● WHAT YOU HAVE TO DO
Can you output the records below exactly as they are written?
[Begin]
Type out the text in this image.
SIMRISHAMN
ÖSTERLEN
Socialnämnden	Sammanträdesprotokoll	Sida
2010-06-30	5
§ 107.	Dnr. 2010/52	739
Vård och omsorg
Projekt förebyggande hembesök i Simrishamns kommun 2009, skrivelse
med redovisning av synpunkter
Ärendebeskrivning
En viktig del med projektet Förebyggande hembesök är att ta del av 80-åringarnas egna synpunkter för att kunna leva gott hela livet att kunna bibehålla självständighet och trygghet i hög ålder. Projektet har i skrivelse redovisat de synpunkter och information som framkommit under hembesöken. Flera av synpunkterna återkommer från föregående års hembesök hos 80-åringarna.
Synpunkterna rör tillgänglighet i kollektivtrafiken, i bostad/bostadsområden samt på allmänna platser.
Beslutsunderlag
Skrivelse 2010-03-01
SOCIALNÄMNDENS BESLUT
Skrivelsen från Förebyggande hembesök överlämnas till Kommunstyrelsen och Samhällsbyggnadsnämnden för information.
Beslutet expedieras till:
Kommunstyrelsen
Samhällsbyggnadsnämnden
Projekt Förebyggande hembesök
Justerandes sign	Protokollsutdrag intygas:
[End]
● WRITTEN REPLY
Type out the text in this image.
SIMRISHAMN
ÖSTERLEN
Socialnämnden	Sammanträdesprotokoll	Sida
2010-06-30	5
§ 107.	Dnr. 2010/52	739
Vård och omsorg
Projekt förebyggande hembesök i Simrishamns kommun 2009, skrivelse
med redovisning av synpunkter
Ärendebeskrivning
En viktig del med projektet Förebyggande hembesök är att ta del av 80-åringarnas egna synpunkter för att kunna leva gott hela livet att kunna bibehålla självständighet och trygghet i hög ålder. Projektet har i skrivelse redovisat de synpunkter och information som framkommit under hembesöken. Flera av synpunkterna återkommer från föregående års hembesök hos 80-åringarna.
Synpunkterna rör tillgänglighet i kollektivtrafiken, i bostad/bostadsområden samt på allmänna platser.
Beslutsunderlag
Skrivelse 2010-03-01
SOCIALNÄMNDENS BESLUT
Skrivelsen från Förebyggande hembesök överlämnas till Kommunstyrelsen och Samhällsbyggnadsnämnden för information.
Beslutet expedieras till:
Kommunstyrelsen
Samhällsbyggnadsnämnden
Projekt Förebyggande hembesök
Justerandes sign	Protokollsutdrag intygas:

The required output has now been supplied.